TASK STATEMENT>
Please output the entries below from the line that contains "Output a JSON" through the final line, reproduced exactly and alone.

↓

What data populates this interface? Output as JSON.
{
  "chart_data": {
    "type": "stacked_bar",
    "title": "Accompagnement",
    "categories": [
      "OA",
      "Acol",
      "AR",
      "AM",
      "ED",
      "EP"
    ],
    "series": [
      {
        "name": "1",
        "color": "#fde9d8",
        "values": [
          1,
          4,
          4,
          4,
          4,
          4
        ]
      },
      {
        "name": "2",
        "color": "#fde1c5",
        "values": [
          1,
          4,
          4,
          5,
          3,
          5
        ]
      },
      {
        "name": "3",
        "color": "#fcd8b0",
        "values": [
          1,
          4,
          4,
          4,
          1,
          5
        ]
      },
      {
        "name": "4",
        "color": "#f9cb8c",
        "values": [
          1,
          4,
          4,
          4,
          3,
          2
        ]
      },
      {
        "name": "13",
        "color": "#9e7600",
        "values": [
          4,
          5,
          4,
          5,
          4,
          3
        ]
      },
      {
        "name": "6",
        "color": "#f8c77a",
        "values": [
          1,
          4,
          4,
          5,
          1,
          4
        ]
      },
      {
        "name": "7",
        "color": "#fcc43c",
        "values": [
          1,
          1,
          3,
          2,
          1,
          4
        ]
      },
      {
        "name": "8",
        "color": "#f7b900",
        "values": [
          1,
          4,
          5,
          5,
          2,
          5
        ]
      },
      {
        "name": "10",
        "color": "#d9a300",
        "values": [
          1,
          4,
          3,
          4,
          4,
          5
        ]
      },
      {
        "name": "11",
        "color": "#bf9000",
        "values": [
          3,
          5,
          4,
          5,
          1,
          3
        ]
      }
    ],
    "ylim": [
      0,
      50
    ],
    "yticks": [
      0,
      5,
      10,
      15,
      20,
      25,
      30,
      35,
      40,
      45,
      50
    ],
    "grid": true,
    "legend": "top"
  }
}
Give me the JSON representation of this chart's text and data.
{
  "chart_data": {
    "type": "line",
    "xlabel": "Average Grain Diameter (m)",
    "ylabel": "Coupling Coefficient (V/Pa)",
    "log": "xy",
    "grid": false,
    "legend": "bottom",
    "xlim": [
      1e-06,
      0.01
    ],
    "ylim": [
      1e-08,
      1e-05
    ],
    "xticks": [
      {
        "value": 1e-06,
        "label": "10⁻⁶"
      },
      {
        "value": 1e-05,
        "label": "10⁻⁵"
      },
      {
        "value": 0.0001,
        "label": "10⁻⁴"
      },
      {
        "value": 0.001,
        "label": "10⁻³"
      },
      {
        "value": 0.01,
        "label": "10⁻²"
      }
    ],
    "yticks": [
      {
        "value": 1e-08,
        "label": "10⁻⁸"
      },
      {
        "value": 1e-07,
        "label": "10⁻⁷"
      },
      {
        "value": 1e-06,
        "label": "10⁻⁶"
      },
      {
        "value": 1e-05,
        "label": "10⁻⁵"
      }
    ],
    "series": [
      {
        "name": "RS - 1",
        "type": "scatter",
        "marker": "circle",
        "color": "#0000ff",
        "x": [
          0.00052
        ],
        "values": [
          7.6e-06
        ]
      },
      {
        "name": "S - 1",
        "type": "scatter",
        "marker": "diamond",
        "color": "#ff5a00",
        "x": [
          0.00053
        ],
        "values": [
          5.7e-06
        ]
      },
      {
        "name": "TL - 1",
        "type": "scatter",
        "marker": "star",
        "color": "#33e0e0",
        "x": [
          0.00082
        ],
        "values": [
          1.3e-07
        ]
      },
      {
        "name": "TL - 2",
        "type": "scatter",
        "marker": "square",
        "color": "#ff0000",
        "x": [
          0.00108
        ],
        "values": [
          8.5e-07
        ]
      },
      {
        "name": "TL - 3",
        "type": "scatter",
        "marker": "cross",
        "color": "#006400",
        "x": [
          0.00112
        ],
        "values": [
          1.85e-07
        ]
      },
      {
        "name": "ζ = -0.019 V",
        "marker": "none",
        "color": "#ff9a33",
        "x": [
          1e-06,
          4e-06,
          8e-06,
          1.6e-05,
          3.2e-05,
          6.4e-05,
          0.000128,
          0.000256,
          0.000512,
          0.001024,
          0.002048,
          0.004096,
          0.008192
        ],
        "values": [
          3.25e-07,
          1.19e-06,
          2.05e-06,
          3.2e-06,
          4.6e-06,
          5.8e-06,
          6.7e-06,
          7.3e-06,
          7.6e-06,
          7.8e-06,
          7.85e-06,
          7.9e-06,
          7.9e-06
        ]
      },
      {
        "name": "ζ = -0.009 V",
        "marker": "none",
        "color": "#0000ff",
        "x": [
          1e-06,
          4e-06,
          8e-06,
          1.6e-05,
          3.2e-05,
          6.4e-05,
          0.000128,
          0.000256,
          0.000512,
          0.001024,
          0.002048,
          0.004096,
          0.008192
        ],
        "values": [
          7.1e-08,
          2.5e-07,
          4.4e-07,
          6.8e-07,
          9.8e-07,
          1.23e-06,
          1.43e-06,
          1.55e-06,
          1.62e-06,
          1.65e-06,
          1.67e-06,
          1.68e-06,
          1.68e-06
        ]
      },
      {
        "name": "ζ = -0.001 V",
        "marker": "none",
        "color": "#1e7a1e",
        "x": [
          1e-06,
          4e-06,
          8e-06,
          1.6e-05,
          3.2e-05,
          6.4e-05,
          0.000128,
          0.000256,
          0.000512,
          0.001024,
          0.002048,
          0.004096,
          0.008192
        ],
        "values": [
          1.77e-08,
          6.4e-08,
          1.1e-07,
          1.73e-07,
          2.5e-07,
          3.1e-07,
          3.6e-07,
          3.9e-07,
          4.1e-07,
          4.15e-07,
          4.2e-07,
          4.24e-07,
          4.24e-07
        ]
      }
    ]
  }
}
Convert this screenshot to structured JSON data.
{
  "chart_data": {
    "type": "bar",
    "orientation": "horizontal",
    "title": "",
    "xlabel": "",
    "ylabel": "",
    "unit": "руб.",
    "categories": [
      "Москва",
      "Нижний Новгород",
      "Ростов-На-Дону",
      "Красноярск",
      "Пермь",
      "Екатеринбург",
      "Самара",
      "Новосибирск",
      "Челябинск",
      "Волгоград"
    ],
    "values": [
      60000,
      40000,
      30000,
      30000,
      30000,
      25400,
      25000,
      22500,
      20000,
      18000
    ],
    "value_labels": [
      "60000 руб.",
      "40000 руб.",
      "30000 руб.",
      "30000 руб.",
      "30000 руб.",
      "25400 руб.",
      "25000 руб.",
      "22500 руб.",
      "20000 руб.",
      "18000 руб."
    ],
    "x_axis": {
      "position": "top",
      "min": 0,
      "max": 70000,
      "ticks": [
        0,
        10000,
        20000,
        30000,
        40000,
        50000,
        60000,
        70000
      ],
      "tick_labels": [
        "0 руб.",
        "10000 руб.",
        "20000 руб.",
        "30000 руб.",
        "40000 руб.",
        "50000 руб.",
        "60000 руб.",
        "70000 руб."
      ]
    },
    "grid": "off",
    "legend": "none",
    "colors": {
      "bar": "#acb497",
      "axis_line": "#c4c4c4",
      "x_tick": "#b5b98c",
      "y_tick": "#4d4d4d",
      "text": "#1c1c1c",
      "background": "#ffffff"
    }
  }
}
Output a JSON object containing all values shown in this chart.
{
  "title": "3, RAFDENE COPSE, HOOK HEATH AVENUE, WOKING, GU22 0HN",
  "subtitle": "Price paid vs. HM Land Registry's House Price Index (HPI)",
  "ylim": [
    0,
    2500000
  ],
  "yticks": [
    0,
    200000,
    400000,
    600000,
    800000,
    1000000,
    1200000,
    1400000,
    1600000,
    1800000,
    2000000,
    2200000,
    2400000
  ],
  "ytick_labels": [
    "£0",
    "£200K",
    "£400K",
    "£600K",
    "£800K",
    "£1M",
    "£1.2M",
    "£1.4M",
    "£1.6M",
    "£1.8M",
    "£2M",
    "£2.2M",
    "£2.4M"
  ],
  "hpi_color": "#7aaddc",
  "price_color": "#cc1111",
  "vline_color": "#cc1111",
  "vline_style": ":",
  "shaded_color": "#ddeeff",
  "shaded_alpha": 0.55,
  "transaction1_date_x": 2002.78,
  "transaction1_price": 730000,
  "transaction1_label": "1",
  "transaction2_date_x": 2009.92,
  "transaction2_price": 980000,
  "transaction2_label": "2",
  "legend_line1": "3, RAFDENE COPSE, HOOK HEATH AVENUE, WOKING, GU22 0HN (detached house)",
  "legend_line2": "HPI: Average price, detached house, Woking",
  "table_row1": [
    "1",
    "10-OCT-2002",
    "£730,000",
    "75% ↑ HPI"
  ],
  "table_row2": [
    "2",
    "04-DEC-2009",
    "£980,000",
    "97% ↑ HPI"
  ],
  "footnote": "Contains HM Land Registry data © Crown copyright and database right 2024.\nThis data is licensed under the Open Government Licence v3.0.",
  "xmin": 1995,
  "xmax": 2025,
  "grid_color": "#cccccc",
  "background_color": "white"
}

↑

TASK RESPONSE>
Output a JSON object containing all values shown in this chart.
{
  "title": "3, RAFDENE COPSE, HOOK HEATH AVENUE, WOKING, GU22 0HN",
  "subtitle": "Price paid vs. HM Land Registry's House Price Index (HPI)",
  "ylim": [
    0,
    2500000
  ],
  "yticks": [
    0,
    200000,
    400000,
    600000,
    800000,
    1000000,
    1200000,
    1400000,
    1600000,
    1800000,
    2000000,
    2200000,
    2400000
  ],
  "ytick_labels": [
    "£0",
    "£200K",
    "£400K",
    "£600K",
    "£800K",
    "£1M",
    "£1.2M",
    "£1.4M",
    "£1.6M",
    "£1.8M",
    "£2M",
    "£2.2M",
    "£2.4M"
  ],
  "hpi_color": "#7aaddc",
  "price_color": "#cc1111",
  "vline_color": "#cc1111",
  "vline_style": ":",
  "shaded_color": "#ddeeff",
  "shaded_alpha": 0.55,
  "transaction1_date_x": 2002.78,
  "transaction1_price": 730000,
  "transaction1_label": "1",
  "transaction2_date_x": 2009.92,
  "transaction2_price": 980000,
  "transaction2_label": "2",
  "legend_line1": "3, RAFDENE COPSE, HOOK HEATH AVENUE, WOKING, GU22 0HN (detached house)",
  "legend_line2": "HPI: Average price, detached house, Woking",
  "table_row1": [
    "1",
    "10-OCT-2002",
    "£730,000",
    "75% ↑ HPI"
  ],
  "table_row2": [
    "2",
    "04-DEC-2009",
    "£980,000",
    "97% ↑ HPI"
  ],
  "footnote": "Contains HM Land Registry data © Crown copyright and database right 2024.\nThis data is licensed under the Open Government Licence v3.0.",
  "xmin": 1995,
  "xmax": 2025,
  "grid_color": "#cccccc",
  "background_color": "white"
}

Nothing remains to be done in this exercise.